Directives
(1) According to the forum reply, where is the only reliable source of a document's date and time?
(2) Reproduce the forum reply word for word between "This is an interesting" and "as Content-Type, madness!", inclusive.

Document section

---

RE: Handling servers with wrong Last Modified HTTP header

Markus Jelsma Wed, 11 Mar 2015 14:14:22 -0700

Hello Jorge,

This is an interesting but very complicated issue. First of all, do not rely on 
HTTP headers, they are incorrect on any scale larger than very small. This is 
true for Last-Modified due to dynamic CMS' but for many other headers. You can 
even expect website descriptions in headers such as Content-Type, madness!


The only reliable source of a document's date and optionally time is within the 
document itself. This introduces two news problems, 1) what format and 
language, and 2) where exactly can you find it. Let's discuss these two issues.

The first is the most straightforward to deal with, it is a two-stage process.

---

[Saved entries]

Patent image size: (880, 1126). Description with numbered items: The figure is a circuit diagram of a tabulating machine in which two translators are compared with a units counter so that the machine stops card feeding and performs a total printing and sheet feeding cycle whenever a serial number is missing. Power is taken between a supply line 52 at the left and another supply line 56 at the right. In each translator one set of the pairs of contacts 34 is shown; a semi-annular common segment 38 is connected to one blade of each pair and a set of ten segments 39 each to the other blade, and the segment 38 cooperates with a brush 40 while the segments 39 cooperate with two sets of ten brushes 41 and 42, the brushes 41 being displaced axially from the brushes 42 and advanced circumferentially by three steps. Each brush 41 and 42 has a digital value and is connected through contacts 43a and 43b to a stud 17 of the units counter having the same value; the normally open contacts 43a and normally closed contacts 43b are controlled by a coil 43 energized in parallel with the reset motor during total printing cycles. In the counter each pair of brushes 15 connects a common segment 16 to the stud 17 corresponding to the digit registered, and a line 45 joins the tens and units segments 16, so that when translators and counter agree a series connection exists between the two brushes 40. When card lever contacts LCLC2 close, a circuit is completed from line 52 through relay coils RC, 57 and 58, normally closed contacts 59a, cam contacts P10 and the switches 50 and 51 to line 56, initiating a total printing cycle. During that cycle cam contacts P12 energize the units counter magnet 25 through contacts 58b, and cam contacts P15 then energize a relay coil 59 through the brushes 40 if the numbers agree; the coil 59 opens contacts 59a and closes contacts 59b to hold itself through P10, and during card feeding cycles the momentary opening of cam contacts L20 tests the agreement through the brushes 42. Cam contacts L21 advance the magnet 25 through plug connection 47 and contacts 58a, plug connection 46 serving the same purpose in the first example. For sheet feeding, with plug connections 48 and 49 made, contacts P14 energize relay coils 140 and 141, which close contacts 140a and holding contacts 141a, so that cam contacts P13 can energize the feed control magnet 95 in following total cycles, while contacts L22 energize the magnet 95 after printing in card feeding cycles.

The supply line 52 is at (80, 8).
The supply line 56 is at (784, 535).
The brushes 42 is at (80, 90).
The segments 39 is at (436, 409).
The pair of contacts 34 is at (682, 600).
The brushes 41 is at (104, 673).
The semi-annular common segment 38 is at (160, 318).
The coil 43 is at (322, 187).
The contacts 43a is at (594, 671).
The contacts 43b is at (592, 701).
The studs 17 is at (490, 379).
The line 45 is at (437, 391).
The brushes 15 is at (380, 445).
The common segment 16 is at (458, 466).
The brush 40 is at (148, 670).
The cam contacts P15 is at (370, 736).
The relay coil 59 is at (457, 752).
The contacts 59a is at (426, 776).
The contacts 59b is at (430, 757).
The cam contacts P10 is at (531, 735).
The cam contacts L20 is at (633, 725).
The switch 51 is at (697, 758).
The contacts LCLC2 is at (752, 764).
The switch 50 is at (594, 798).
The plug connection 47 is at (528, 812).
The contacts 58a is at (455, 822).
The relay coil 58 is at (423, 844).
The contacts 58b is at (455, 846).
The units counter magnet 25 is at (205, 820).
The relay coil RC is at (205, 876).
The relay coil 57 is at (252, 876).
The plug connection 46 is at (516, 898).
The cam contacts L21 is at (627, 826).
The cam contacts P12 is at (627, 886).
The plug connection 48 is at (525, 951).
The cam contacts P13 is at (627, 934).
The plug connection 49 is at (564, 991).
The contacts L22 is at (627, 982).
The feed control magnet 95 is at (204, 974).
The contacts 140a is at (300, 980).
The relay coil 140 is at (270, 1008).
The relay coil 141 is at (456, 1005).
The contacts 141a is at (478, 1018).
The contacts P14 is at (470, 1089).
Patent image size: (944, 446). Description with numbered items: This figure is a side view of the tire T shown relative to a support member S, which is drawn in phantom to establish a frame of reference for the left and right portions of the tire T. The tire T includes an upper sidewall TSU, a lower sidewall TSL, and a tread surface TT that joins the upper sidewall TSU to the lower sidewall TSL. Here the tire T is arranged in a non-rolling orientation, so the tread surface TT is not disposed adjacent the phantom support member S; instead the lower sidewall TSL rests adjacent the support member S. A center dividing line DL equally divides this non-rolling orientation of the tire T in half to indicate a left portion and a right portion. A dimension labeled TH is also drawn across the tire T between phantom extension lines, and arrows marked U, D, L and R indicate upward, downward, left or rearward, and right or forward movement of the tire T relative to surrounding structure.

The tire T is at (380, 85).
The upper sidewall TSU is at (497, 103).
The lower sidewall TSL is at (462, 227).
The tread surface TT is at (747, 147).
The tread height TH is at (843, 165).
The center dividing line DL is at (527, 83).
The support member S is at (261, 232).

---

Exercise responses
(1) Within the document itself.

(2)
This is an interesting but very complicated issue. First of all, do not rely on 
HTTP headers, they are incorrect on any scale larger than very small. This is 
true for Last-Modified due to dynamic CMS' but for many other headers. You can 
even expect website descriptions in headers such as Content-Type, madness!